— start of Exercise material —

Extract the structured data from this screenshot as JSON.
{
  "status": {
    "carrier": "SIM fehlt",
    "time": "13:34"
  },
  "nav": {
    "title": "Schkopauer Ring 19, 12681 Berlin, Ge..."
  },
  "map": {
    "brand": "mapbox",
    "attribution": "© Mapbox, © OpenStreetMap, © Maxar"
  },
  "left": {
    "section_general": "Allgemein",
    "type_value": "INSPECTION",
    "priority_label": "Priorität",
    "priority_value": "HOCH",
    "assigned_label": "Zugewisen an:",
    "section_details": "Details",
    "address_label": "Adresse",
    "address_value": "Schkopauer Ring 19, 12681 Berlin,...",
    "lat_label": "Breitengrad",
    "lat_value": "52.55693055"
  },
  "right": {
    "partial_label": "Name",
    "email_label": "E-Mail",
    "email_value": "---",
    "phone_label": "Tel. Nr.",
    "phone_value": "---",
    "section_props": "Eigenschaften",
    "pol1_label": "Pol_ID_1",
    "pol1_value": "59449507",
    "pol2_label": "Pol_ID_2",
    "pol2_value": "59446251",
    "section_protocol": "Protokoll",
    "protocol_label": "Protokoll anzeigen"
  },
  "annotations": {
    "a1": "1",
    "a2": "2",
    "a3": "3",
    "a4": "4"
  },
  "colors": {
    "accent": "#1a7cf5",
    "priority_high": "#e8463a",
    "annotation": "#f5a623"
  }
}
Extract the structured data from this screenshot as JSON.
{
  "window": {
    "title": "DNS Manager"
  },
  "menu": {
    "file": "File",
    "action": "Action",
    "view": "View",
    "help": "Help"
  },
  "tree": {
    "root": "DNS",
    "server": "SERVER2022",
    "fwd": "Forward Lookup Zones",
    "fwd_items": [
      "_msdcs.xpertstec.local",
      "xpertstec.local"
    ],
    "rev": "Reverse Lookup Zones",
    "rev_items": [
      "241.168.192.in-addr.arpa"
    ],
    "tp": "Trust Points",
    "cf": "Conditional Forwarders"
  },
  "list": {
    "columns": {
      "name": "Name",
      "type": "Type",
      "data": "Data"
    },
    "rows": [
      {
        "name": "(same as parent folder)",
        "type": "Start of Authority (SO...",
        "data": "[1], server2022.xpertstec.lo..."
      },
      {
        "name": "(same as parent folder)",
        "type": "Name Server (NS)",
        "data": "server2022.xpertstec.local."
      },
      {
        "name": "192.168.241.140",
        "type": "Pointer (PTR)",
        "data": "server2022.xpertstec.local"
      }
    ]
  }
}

— end of Exercise material —

● What to do
Copy each entry exactly, with nothing added or dropped.

● Task solution
Extract the structured data from this screenshot as JSON.
{
  "status": {
    "carrier": "SIM fehlt",
    "time": "13:34"
  },
  "nav": {
    "title": "Schkopauer Ring 19, 12681 Berlin, Ge..."
  },
  "map": {
    "brand": "mapbox",
    "attribution": "© Mapbox, © OpenStreetMap, © Maxar"
  },
  "left": {
    "section_general": "Allgemein",
    "type_value": "INSPECTION",
    "priority_label": "Priorität",
    "priority_value": "HOCH",
    "assigned_label": "Zugewisen an:",
    "section_details": "Details",
    "address_label": "Adresse",
    "address_value": "Schkopauer Ring 19, 12681 Berlin,...",
    "lat_label": "Breitengrad",
    "lat_value": "52.55693055"
  },
  "right": {
    "partial_label": "Name",
    "email_label": "E-Mail",
    "email_value": "---",
    "phone_label": "Tel. Nr.",
    "phone_value": "---",
    "section_props": "Eigenschaften",
    "pol1_label": "Pol_ID_1",
    "pol1_value": "59449507",
    "pol2_label": "Pol_ID_2",
    "pol2_value": "59446251",
    "section_protocol": "Protokoll",
    "protocol_label": "Protokoll anzeigen"
  },
  "annotations": {
    "a1": "1",
    "a2": "2",
    "a3": "3",
    "a4": "4"
  },
  "colors": {
    "accent": "#1a7cf5",
    "priority_high": "#e8463a",
    "annotation": "#f5a623"
  }
}
Extract the structured data from this screenshot as JSON.
{
  "window": {
    "title": "DNS Manager"
  },
  "menu": {
    "file": "File",
    "action": "Action",
    "view": "View",
    "help": "Help"
  },
  "tree": {
    "root": "DNS",
    "server": "SERVER2022",
    "fwd": "Forward Lookup Zones",
    "fwd_items": [
      "_msdcs.xpertstec.local",
      "xpertstec.local"
    ],
    "rev": "Reverse Lookup Zones",
    "rev_items": [
      "241.168.192.in-addr.arpa"
    ],
    "tp": "Trust Points",
    "cf": "Conditional Forwarders"
  },
  "list": {
    "columns": {
      "name": "Name",
      "type": "Type",
      "data": "Data"
    },
    "rows": [
      {
        "name": "(same as parent folder)",
        "type": "Start of Authority (SO...",
        "data": "[1], server2022.xpertstec.lo..."
      },
      {
        "name": "(same as parent folder)",
        "type": "Name Server (NS)",
        "data": "server2022.xpertstec.local."
      },
      {
        "name": "192.168.241.140",
        "type": "Pointer (PTR)",
        "data": "server2022.xpertstec.local"
      }
    ]
  }
}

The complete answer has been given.